- ЦЕЛЬ ЗАДАНИЯ
Перепишите, пожалуйста, без изменений фрагмент исходного текста ниже: от слов «Пушкинские сюжеты в» до слов «порождение нового сюжета.» включительно.

- ИСХОДНЫЙ ТЕКСТ
____
Пушкинские сюжеты в цикле Б.Л. Пастернака «Тема с вариациями»
Лирический сюжет – одно из наиболее проблемных понятий в современном литературоведении. Ответ на вопрос о его природе почти неизбежно приводит к некоему компромиссу. Так, по мысли В.А. Грехнева, сюжет в лирике «ограничен пределами ситуации»1. Правомерность этой формулы по отношению к лирике классического периода не вызывает сомнений. В лирике ХХ века, на наш взгляд, все обстоит сложнее: сюжет может отталкиваться от заданной ситуации, но расширение его ассоциативно и потому непредсказуемо. Это особенно наглядно проявляется в тех случаях, когда исходной точкой оказывается чужой сюжет: его рецепция в лирике нередко предполагает обратное движение от сюжета к мотиву, и как следствие – порождение нового сюжета.
Подобное движение разворачивается в тех стихах Б.Л. Пастернака, где он непосредственно отталкивается от сюжетов пушкинских произведений. Обращения Пастернака к творчеству Пушкина были подробно рассмотрены в ряде работ. Исследователей привлекали различные аспекты: природа лирического цикла2, отношение Пастернака к Пушкину3, пушкинские реминисценции в отдельных произведениях4. Нас же интересует именно восприятие пушкинских сюжетов – не только лирических, но и эпических и драматических – и их преображение в лирике Пастернака.
По наблюдению И. Бродского, Пастернак – это «поэт микрокосма», чьи лирические сюжеты развиваются центробежно, захватывая все больший круг вещей и явлений5. В лирическом цикле «Тема с вариациями» этот принцип задан заглавием и музыкальной структурой цикла: можно предположить, что тема представляет собой исходный сюжет, а вариации – его мотивы в различных сочетаниях. В реальности структура цикла более сложна, поскольку в качестве исходных выступают сюжеты четырех пушкинских произведений: «К морю», «Медного всадника», «Пророка» и «Цыган», причем первые три располагаются в центре цикла, последний – на его периферии. Тяготеющие к одному центру – пушкинской судьбе, они переосмысляются по законам пастернаковской «скорописи», где привычное разворачивание сюжета уступает место его торопливому конспекту6. Пушкинский сюжет в этом случае может быть уподоблен сжатой пружине: сложно предположить, когда и каким образом она развернется.
____
- ИСХОДНЫЕ ДАННЫЕ

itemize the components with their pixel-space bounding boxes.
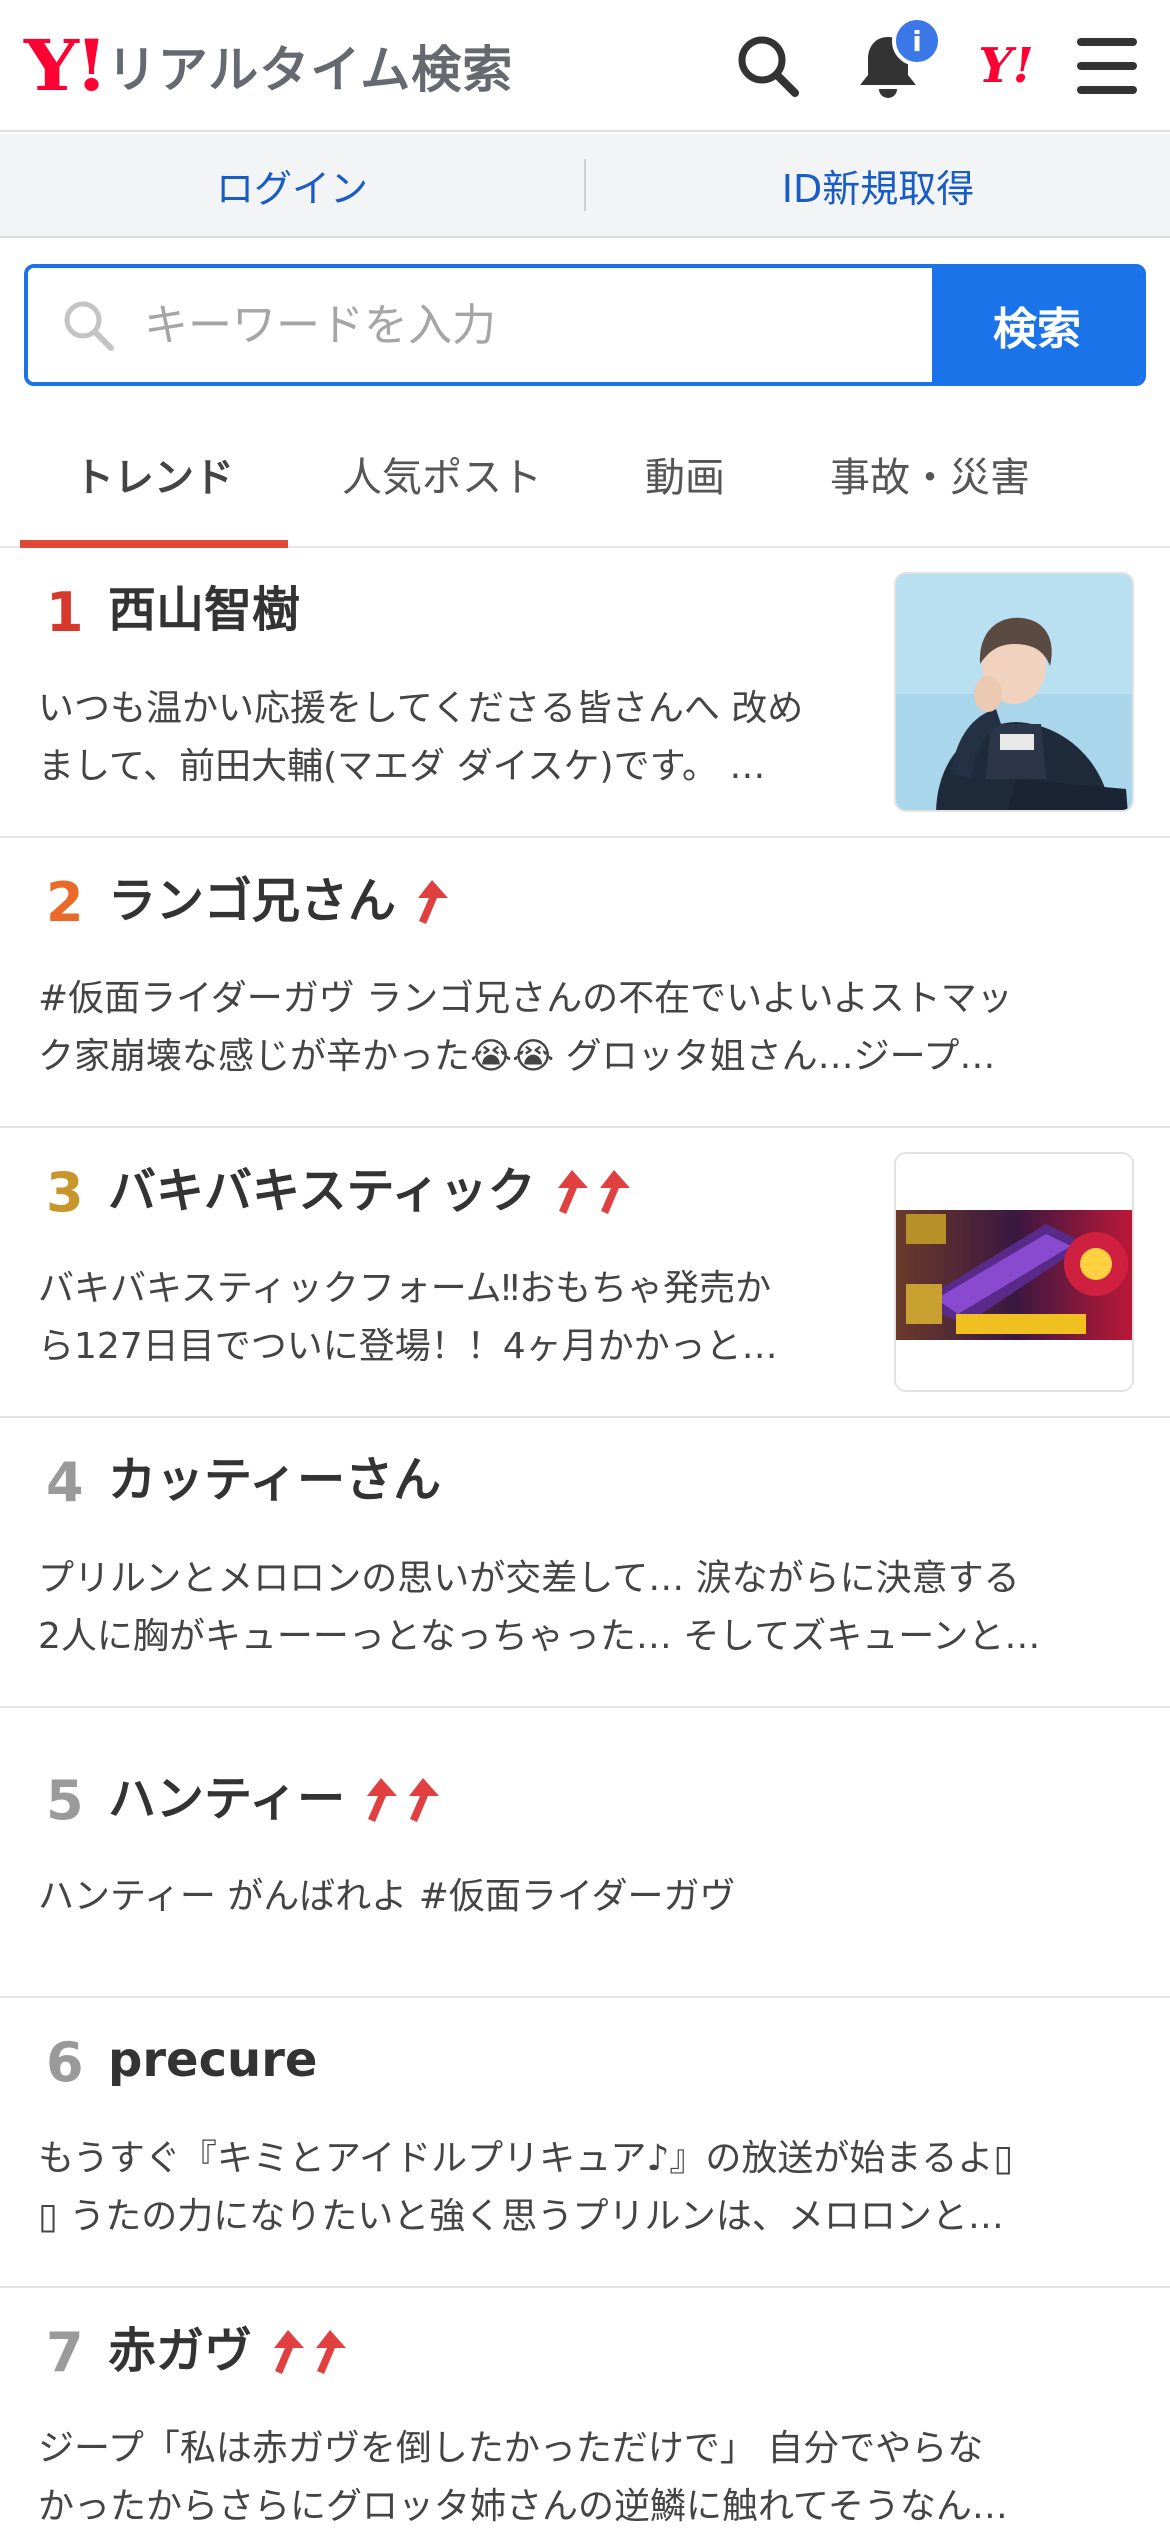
____
- РЕЗУЛЬТАТ ВЫПОЛНЕНИЯ
Пушкинские сюжеты в цикле Б.Л. Пастернака «Тема с вариациями»
Лирический сюжет – одно из наиболее проблемных понятий в современном литературоведении. Ответ на вопрос о его природе почти неизбежно приводит к некоему компромиссу. Так, по мысли В.А. Грехнева, сюжет в лирике «ограничен пределами ситуации»1. Правомерность этой формулы по отношению к лирике классического периода не вызывает сомнений. В лирике ХХ века, на наш взгляд, все обстоит сложнее: сюжет может отталкиваться от заданной ситуации, но расширение его ассоциативно и потому непредсказуемо. Это особенно наглядно проявляется в тех случаях, когда исходной точкой оказывается чужой сюжет: его рецепция в лирике нередко предполагает обратное движение от сюжета к мотиву, и как следствие – порождение нового сюжета.